What to do.
Quote the full listing word for word.

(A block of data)
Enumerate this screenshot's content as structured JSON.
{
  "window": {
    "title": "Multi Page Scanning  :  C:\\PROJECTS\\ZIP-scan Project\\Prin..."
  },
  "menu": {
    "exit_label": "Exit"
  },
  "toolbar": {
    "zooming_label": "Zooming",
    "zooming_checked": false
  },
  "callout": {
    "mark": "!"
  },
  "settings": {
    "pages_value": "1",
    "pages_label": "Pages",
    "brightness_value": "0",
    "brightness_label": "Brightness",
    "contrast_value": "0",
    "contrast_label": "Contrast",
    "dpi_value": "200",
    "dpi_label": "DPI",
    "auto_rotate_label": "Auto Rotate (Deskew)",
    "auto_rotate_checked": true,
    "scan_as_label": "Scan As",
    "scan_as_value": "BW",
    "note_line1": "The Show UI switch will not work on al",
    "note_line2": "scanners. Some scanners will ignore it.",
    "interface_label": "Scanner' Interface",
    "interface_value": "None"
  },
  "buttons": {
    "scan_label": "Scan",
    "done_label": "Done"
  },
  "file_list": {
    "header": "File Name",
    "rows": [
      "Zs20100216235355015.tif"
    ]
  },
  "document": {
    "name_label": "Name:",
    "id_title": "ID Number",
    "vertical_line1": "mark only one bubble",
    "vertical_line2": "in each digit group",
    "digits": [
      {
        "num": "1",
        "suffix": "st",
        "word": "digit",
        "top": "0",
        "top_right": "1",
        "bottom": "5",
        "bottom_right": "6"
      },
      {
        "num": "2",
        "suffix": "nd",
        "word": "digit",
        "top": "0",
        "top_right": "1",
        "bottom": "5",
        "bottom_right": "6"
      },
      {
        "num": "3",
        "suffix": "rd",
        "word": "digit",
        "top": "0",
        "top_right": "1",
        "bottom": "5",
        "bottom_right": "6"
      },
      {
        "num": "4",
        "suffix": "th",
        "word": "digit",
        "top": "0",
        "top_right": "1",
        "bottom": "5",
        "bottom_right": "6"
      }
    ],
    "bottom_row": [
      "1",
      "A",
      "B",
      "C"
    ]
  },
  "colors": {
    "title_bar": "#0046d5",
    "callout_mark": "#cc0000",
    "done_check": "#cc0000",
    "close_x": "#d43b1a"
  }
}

Solution below.
Enumerate this screenshot's content as structured JSON.
{
  "window": {
    "title": "Multi Page Scanning  :  C:\\PROJECTS\\ZIP-scan Project\\Prin..."
  },
  "menu": {
    "exit_label": "Exit"
  },
  "toolbar": {
    "zooming_label": "Zooming",
    "zooming_checked": false
  },
  "callout": {
    "mark": "!"
  },
  "settings": {
    "pages_value": "1",
    "pages_label": "Pages",
    "brightness_value": "0",
    "brightness_label": "Brightness",
    "contrast_value": "0",
    "contrast_label": "Contrast",
    "dpi_value": "200",
    "dpi_label": "DPI",
    "auto_rotate_label": "Auto Rotate (Deskew)",
    "auto_rotate_checked": true,
    "scan_as_label": "Scan As",
    "scan_as_value": "BW",
    "note_line1": "The Show UI switch will not work on al",
    "note_line2": "scanners. Some scanners will ignore it.",
    "interface_label": "Scanner' Interface",
    "interface_value": "None"
  },
  "buttons": {
    "scan_label": "Scan",
    "done_label": "Done"
  },
  "file_list": {
    "header": "File Name",
    "rows": [
      "Zs20100216235355015.tif"
    ]
  },
  "document": {
    "name_label": "Name:",
    "id_title": "ID Number",
    "vertical_line1": "mark only one bubble",
    "vertical_line2": "in each digit group",
    "digits": [
      {
        "num": "1",
        "suffix": "st",
        "word": "digit",
        "top": "0",
        "top_right": "1",
        "bottom": "5",
        "bottom_right": "6"
      },
      {
        "num": "2",
        "suffix": "nd",
        "word": "digit",
        "top": "0",
        "top_right": "1",
        "bottom": "5",
        "bottom_right": "6"
      },
      {
        "num": "3",
        "suffix": "rd",
        "word": "digit",
        "top": "0",
        "top_right": "1",
        "bottom": "5",
        "bottom_right": "6"
      },
      {
        "num": "4",
        "suffix": "th",
        "word": "digit",
        "top": "0",
        "top_right": "1",
        "bottom": "5",
        "bottom_right": "6"
      }
    ],
    "bottom_row": [
      "1",
      "A",
      "B",
      "C"
    ]
  },
  "colors": {
    "title_bar": "#0046d5",
    "callout_mark": "#cc0000",
    "done_check": "#cc0000",
    "close_x": "#d43b1a"
  }
}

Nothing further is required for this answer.